Problem description: Reproduce every record below exactly as written, but leave out any pictures.

Information supplied:
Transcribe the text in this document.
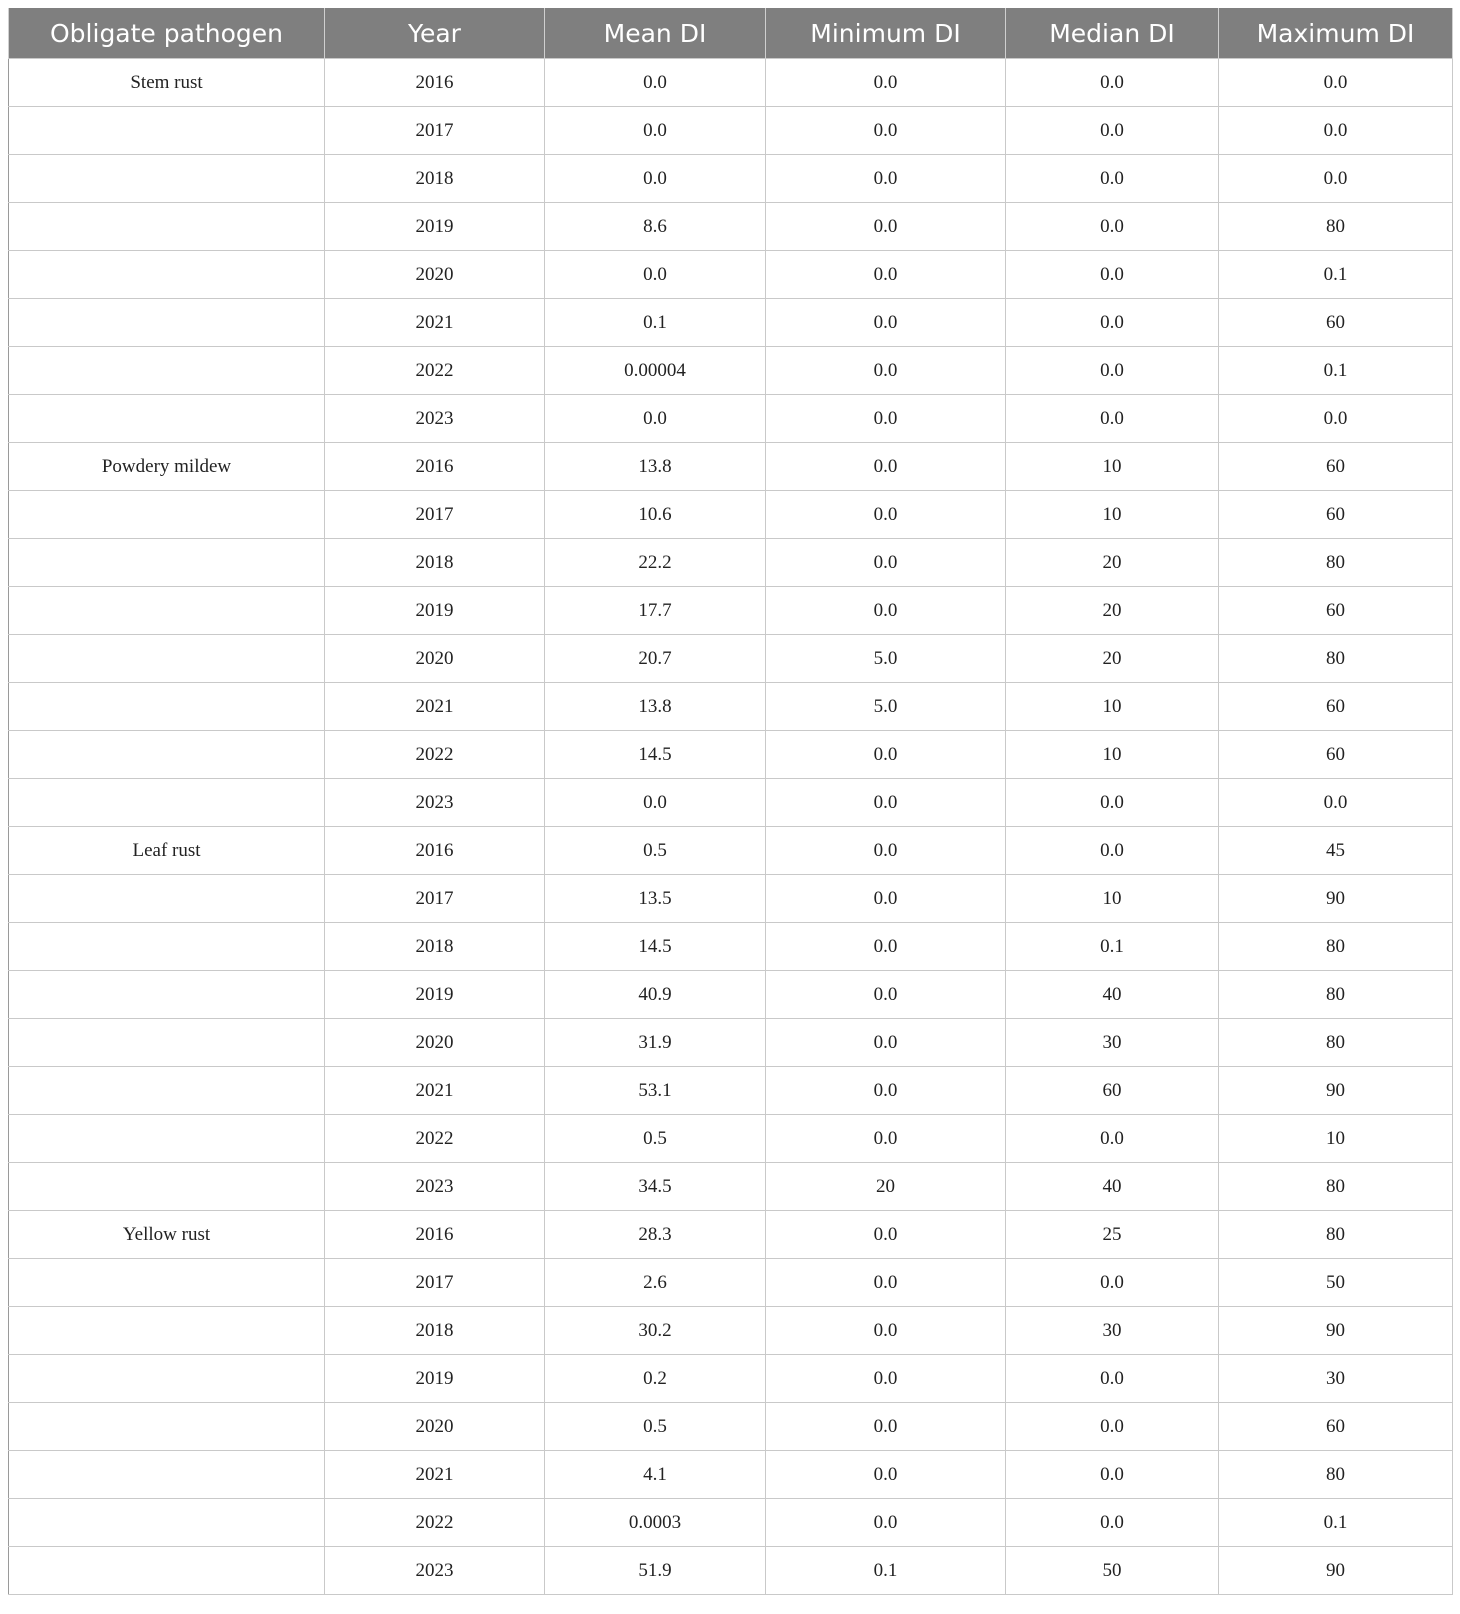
Obligate pathogen	Year	Mean DI	Minimum DI	Median DI	Maximum DI
Stem rust	2016	0.0	0.0	0.0	0.0
	2017	0.0	0.0	0.0	0.0
	2018	0.0	0.0	0.0	0.0
	2019	8.6	0.0	0.0	80
	2020	0.0	0.0	0.0	0.1
	2021	0.1	0.0	0.0	60
	2022	0.00004	0.0	0.0	0.1
	2023	0.0	0.0	0.0	0.0
Powdery mildew	2016	13.8	0.0	10	60
	2017	10.6	0.0	10	60
	2018	22.2	0.0	20	80
	2019	17.7	0.0	20	60
	2020	20.7	5.0	20	80
	2021	13.8	5.0	10	60
	2022	14.5	0.0	10	60
	2023	0.0	0.0	0.0	0.0
Leaf rust	2016	0.5	0.0	0.0	45
	2017	13.5	0.0	10	90
	2018	14.5	0.0	0.1	80
	2019	40.9	0.0	40	80
	2020	31.9	0.0	30	80
	2021	53.1	0.0	60	90
	2022	0.5	0.0	0.0	10
	2023	34.5	20	40	80
Yellow rust	2016	28.3	0.0	25	80
	2017	2.6	0.0	0.0	50
	2018	30.2	0.0	30	90
	2019	0.2	0.0	0.0	30
	2020	0.5	0.0	0.0	60
	2021	4.1	0.0	0.0	80
	2022	0.0003	0.0	0.0	0.1
	2023	51.9	0.1	50	90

Exercise solution:
Transcribe the text in this document.
Obligate pathogen	Year	Mean DI	Minimum DI	Median DI	Maximum DI
Stem rust	2016	0.0	0.0	0.0	0.0
	2017	0.0	0.0	0.0	0.0
	2018	0.0	0.0	0.0	0.0
	2019	8.6	0.0	0.0	80
	2020	0.0	0.0	0.0	0.1
	2021	0.1	0.0	0.0	60
	2022	0.00004	0.0	0.0	0.1
	2023	0.0	0.0	0.0	0.0
Powdery mildew	2016	13.8	0.0	10	60
	2017	10.6	0.0	10	60
	2018	22.2	0.0	20	80
	2019	17.7	0.0	20	60
	2020	20.7	5.0	20	80
	2021	13.8	5.0	10	60
	2022	14.5	0.0	10	60
	2023	0.0	0.0	0.0	0.0
Leaf rust	2016	0.5	0.0	0.0	45
	2017	13.5	0.0	10	90
	2018	14.5	0.0	0.1	80
	2019	40.9	0.0	40	80
	2020	31.9	0.0	30	80
	2021	53.1	0.0	60	90
	2022	0.5	0.0	0.0	10
	2023	34.5	20	40	80
Yellow rust	2016	28.3	0.0	25	80
	2017	2.6	0.0	0.0	50
	2018	30.2	0.0	30	90
	2019	0.2	0.0	0.0	30
	2020	0.5	0.0	0.0	60
	2021	4.1	0.0	0.0	80
	2022	0.0003	0.0	0.0	0.1
	2023	51.9	0.1	50	90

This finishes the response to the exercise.